▸ **Written instruction**
Look for "daily" in each line of the entries, and return the matching lines.

— START —

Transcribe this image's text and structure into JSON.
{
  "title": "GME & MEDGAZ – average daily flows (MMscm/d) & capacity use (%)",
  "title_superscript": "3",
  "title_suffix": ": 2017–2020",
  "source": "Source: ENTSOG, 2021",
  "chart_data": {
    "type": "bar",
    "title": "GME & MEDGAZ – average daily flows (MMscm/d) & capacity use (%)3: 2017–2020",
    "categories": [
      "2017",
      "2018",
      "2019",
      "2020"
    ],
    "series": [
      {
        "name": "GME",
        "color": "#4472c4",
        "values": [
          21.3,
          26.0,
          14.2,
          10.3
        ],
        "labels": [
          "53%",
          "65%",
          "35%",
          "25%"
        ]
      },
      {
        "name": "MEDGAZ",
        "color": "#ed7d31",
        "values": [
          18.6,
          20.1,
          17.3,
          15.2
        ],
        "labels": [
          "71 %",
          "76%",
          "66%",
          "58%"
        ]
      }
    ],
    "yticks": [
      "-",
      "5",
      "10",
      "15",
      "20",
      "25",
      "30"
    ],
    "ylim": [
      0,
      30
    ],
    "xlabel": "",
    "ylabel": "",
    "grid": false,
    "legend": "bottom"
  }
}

— END —

▸ **Result**
  "title": "GME & MEDGAZ – average daily flows (MMscm/d) & capacity use (%)",
    "title": "GME & MEDGAZ – average daily flows (MMscm/d) & capacity use (%)3: 2017–2020",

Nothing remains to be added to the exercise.